§ **Pasaje extraído**
◆ ◆ ◆
Publicado 21 marzo 2014

El ministro de Justicia, José Eduardo Cardozo, dijo este viernes que la seguridad del Mundial de fútbol está garantizada, tras implementar un programa de pacificación en las barriadas de Río de Janeiro (sureste) donde se desató la violencia la noche del jueves.

El gobernador de Río de Janeiro, Sergio Cabral, y la presidenta brasileña, Dilma Rousseff, se reunieron para analizar la situación generada por bandas armadas que atacaron al menos tres comisarías de policía en las favelas “pacificadas”.

"Nuestro plan fue exhaustivamente discutido con todos los estados. Tenemos un excelente plan de seguridad para enfrentar situaciones en el Mundial. Estamos muy seguros. Tendremos un excelente Mundial con un excelente padrón de seguridad", afirmó Cardozo.

Luego de la reunión la mandataria brasileña se comprometió a enviar un refuerzo de tropas federales para ayudar a contener los episodios de violencia vividos en las últimas semanas.

Como resultado de la violencia desatada en Río, dos policías fueron heridos. Los criminales también incendiaron las llamadas Unidades de Policía Pacificadora (UPP), en las favelas de Manguinhos y Arará-Mandela.

"Quieren que volvamos atrás. Vamos a avanzar con el apoyo de la presidenta y del gobierno federal. Es un momento en el que las Unidades de Policía Pacificadora están siendo provocadas, se trata de una tentativa clara de restarle quitar la moral a la política de pacificación que hizo de Río de Janeiro una referencia en ocupación territorial", señaló por su parte, Cabral.

Tras la medida de pacificación, varios soldados y militares blindados se instalaron en las UPP para apoyar a las fuerzas federales que expulsaron a las bandas de pistoleros que las dominaban.

En los últimos meses, las bandas criminales han atacado a las comisarias en las favelas controladas por el Gobierno. Al menos cuatro policías han muerto durante enfrentamientos ocurridos en la zonas pacificadas al purgarlas de maleantes.
◆ ◆ ◆
§ **Material proporcionado**

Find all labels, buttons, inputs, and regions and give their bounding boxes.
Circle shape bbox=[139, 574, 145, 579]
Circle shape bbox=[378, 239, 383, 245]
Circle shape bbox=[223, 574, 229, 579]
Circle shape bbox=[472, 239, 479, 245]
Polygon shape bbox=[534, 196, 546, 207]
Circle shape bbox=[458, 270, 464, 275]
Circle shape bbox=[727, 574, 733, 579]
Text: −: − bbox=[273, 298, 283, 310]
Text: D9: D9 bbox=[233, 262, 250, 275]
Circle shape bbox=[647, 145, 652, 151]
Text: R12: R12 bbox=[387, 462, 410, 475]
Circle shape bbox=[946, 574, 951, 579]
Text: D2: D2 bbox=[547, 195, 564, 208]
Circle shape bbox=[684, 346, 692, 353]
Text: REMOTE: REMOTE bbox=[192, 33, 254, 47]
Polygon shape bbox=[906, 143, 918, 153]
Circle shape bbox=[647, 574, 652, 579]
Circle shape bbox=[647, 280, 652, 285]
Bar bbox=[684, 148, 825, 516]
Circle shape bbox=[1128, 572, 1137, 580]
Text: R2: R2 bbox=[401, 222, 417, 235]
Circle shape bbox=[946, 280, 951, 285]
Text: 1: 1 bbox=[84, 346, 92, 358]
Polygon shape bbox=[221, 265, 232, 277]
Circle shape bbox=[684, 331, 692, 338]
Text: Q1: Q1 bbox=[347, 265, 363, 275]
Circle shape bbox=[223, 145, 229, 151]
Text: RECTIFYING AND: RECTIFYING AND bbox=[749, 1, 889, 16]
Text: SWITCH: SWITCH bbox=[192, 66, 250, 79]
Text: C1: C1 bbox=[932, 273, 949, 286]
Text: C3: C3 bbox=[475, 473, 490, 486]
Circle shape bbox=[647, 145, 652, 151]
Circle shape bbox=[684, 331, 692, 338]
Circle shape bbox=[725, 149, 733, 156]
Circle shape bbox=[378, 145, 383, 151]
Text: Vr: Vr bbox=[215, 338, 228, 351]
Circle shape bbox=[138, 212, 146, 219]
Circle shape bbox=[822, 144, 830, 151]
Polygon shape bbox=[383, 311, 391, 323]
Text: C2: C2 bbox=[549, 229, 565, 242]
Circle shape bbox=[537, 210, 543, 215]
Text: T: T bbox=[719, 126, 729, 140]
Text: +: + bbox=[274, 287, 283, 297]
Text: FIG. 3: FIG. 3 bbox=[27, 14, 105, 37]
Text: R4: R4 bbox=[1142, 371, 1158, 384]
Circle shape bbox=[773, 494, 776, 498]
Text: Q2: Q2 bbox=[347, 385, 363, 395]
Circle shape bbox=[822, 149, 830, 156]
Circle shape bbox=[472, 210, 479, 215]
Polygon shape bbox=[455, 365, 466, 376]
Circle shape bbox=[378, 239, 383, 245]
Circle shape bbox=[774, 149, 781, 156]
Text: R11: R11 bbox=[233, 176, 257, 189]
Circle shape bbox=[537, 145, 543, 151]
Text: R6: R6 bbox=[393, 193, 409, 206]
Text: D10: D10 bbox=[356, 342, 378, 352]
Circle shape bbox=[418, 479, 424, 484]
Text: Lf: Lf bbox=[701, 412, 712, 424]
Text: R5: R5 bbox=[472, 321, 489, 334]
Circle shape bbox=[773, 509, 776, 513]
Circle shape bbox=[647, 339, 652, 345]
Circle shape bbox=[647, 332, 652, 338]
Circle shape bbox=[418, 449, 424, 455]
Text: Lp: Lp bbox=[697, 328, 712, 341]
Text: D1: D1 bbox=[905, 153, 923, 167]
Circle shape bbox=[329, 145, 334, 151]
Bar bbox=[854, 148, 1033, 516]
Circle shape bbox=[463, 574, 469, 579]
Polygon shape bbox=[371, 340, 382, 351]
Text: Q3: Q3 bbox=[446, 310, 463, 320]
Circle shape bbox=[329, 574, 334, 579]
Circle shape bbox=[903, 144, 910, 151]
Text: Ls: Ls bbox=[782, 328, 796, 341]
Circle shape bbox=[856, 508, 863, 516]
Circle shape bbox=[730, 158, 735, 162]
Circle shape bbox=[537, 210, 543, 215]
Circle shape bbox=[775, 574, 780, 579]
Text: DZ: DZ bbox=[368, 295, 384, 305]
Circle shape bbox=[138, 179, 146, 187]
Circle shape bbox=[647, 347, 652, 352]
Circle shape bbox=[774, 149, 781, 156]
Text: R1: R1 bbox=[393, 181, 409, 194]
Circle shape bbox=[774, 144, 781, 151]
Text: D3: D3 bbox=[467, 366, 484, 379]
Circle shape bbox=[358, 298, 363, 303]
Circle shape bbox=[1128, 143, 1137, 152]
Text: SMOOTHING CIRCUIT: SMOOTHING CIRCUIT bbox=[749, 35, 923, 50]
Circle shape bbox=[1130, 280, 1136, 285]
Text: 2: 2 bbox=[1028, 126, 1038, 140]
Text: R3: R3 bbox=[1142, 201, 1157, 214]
◆ ◆ ◆
§ **Tarea 1**
Según el texto, ¿en qué favelas incendiaron los criminales las Unidades de Policía Pacificadora?
§ **Tarea 2**
Transcribe del texto el tramo que va desde "El gobernador de" hasta "Manguinhos y Arará-Mandela.".
El listado procede de una fuente distinta.

§ **Solución detallada 1**
En las favelas de Manguinhos y Arará-Mandela.

§ **Solución detallada 2**
El gobernador de Río de Janeiro, Sergio Cabral, y la presidenta brasileña, Dilma Rousseff, se reunieron para analizar la situación generada por bandas armadas que atacaron al menos tres comisarías de policía en las favelas “pacificadas”.

"Nuestro plan fue exhaustivamente discutido con todos los estados. Tenemos un excelente plan de seguridad para enfrentar situaciones en el Mundial. Estamos muy seguros. Tendremos un excelente Mundial con un excelente padrón de seguridad", afirmó Cardozo.

Luego de la reunión la mandataria brasileña se comprometió a enviar un refuerzo de tropas federales para ayudar a contener los episodios de violencia vividos en las últimas semanas.

Como resultado de la violencia desatada en Río, dos policías fueron heridos. Los criminales también incendiaron las llamadas Unidades de Policía Pacificadora (UPP), en las favelas de Manguinhos y Arará-Mandela.